Way to bash every stay at home mum! Hmm You talk as if any woman who chooses to be with her children - and not go out to a paid job - has no life.

.

AlertCat · 14/12/2024 22:20

The work thing isn’t the issue. If the OP got a job she would just be on triple shift of paid work, domestic work, and childcare. Her H doesn’t see anything other than his paid job as anything to do with him, he just wants to go to work and have his family life and no household chores to mess up his time outside work. That’s the problem, and it won’t change no matter what work OP does.

5foot5 · 14/12/2024 22:20

moussse · 14/12/2024 22:18

@Zone2NorthLondon I am not dependent on him financially and have the passive income which allows me to a) not work, b) never depend on him

And so I ask again, what does he actually bring to your life? What is the point of him?

Zone2NorthLondon · 14/12/2024 22:20

moussse · 14/12/2024 22:18

@Zone2NorthLondon I am not dependent on him financially and have the passive income which allows me to a) not work, b) never depend on him

Ok no financial dependence So still get something beyond of the domains of sahm mummy martyr
Really

cestlavielife · 14/12/2024 22:21

What happens when your savings run out? What is the plan? Or are you spending put of interest on large investments?

EXERCISE TASKS |
(1) Could you copy the forum thread again, starting at the words "The work thing" and stopping after "point of him?", with "household chores" changed to "housework"?
(2) In the forum thread, what does AlertCat say the OP would be on if she got a job?

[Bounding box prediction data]
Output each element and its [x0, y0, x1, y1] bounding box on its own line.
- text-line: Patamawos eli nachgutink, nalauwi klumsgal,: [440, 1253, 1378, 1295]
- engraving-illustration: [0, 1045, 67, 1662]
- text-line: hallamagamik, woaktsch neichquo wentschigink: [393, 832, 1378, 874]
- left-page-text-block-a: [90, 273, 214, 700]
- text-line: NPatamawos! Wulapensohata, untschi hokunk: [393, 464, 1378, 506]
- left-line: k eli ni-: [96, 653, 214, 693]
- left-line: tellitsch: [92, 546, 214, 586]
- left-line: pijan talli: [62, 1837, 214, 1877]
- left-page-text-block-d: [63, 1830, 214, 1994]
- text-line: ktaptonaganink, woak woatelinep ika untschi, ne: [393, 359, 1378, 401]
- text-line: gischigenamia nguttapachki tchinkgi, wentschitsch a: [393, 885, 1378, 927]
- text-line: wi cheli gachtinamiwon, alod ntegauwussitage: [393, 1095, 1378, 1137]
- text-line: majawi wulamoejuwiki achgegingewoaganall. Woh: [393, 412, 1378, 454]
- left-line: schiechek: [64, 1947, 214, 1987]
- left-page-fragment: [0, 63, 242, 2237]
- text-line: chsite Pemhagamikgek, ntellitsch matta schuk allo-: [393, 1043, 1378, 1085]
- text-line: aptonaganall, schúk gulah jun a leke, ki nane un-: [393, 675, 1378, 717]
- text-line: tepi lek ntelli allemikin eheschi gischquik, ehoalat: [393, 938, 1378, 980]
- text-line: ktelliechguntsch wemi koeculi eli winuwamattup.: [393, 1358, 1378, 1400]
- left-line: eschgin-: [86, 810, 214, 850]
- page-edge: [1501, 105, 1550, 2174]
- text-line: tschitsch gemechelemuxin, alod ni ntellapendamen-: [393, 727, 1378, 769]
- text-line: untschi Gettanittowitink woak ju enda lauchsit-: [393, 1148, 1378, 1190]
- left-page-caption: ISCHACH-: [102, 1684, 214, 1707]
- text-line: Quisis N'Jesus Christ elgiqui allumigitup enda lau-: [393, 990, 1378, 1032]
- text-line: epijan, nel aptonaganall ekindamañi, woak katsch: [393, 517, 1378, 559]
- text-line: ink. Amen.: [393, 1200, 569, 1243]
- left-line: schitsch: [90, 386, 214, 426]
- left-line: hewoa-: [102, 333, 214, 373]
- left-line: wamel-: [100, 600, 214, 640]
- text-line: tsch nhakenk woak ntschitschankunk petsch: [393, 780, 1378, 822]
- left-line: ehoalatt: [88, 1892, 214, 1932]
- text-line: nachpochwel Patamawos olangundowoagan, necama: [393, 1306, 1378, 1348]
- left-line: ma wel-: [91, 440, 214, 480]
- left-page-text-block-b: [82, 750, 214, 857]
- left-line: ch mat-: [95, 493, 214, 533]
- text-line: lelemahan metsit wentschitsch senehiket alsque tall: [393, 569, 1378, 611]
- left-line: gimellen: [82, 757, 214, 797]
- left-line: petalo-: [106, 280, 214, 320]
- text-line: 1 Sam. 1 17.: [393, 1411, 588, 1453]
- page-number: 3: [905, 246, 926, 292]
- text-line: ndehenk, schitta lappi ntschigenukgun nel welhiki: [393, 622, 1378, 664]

SOLVED PROBLEMS |
(1)
The work thing isn’t the issue. If the OP got a job she would just be on triple shift of paid work, domestic work, and childcare. Her H doesn’t see anything other than his paid job as anything to do with him, he just wants to go to work and have his family life and no housework to mess up his time outside work. That’s the problem, and it won’t change no matter what work OP does.

5foot5 · 14/12/2024 22:20

moussse · 14/12/2024 22:18

@Zone2NorthLondon I am not dependent on him financially and have the passive income which allows me to a) not work, b) never depend on him

And so I ask again, what does he actually bring to your life? What is the point of him?

(2) A triple shift of paid work, domestic work, and childcare.